## TASK REQUIREMENTS
Go through the data below. Pull out every line that has the word "down".
Start of DATA FOR THIS TASK
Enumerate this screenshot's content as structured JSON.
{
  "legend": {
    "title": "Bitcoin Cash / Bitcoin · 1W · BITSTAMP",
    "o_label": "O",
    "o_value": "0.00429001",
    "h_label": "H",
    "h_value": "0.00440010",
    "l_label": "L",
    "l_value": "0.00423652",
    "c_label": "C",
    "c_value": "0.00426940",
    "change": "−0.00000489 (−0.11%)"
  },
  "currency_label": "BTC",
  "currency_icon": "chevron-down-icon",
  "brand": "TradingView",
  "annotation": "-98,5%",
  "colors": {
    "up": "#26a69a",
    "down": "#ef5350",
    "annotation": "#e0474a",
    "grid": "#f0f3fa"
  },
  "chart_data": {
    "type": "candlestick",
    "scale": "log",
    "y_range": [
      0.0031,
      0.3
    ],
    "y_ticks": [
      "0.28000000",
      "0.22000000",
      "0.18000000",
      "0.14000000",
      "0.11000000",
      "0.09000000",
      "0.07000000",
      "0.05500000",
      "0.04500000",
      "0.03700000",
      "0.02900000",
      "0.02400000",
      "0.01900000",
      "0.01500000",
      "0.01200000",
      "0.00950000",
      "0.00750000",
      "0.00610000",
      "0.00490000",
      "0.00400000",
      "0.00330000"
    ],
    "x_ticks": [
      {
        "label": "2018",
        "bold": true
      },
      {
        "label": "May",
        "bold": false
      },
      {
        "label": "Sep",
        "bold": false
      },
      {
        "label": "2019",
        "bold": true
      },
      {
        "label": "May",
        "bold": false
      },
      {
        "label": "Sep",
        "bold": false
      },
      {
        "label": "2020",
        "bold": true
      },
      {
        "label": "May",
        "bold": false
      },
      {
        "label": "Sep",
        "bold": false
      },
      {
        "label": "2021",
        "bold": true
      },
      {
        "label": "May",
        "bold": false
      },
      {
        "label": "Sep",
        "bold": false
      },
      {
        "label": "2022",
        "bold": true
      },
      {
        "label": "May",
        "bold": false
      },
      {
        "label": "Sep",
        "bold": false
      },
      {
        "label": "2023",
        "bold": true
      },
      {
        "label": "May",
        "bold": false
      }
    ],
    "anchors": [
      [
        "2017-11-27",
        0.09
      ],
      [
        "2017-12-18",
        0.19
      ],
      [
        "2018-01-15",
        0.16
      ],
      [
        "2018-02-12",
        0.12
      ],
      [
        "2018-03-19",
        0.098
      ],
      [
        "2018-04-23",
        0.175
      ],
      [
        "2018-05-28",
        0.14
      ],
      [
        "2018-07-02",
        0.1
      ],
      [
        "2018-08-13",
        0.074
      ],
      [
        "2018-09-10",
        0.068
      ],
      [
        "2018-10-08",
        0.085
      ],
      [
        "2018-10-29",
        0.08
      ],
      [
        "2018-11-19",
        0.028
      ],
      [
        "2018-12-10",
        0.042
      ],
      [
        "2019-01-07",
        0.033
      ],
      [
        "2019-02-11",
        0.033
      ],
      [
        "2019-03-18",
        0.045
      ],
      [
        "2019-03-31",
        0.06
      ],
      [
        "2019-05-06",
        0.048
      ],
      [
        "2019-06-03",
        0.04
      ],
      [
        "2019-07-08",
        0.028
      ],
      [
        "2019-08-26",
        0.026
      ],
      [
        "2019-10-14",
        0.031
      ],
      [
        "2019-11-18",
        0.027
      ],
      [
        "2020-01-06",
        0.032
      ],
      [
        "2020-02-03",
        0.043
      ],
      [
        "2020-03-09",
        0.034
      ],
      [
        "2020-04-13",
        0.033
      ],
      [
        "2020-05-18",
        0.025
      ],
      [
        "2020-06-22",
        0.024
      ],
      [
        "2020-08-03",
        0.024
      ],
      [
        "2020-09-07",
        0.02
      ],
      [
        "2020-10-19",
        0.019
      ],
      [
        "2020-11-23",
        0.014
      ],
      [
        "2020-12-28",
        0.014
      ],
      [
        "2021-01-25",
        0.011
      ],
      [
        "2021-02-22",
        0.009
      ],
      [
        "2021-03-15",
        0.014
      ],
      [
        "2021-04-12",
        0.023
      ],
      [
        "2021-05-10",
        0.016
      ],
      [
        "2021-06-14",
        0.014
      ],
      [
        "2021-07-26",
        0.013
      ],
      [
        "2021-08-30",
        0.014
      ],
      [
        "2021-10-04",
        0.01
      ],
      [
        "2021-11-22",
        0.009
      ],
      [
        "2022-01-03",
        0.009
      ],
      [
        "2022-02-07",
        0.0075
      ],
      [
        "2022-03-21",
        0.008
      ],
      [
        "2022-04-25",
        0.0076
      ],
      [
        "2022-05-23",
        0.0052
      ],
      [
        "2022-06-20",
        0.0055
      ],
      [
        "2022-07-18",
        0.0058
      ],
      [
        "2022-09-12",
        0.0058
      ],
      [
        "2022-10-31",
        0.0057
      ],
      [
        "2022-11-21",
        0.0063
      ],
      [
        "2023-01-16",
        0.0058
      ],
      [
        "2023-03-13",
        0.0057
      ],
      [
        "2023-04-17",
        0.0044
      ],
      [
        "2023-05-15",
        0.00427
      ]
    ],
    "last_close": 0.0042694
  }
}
End of DATA FOR THIS TASK
## ANSWER FOR THIS EXERCISE
  "currency_icon": "chevron-down-icon",
    "down": "#ef5350",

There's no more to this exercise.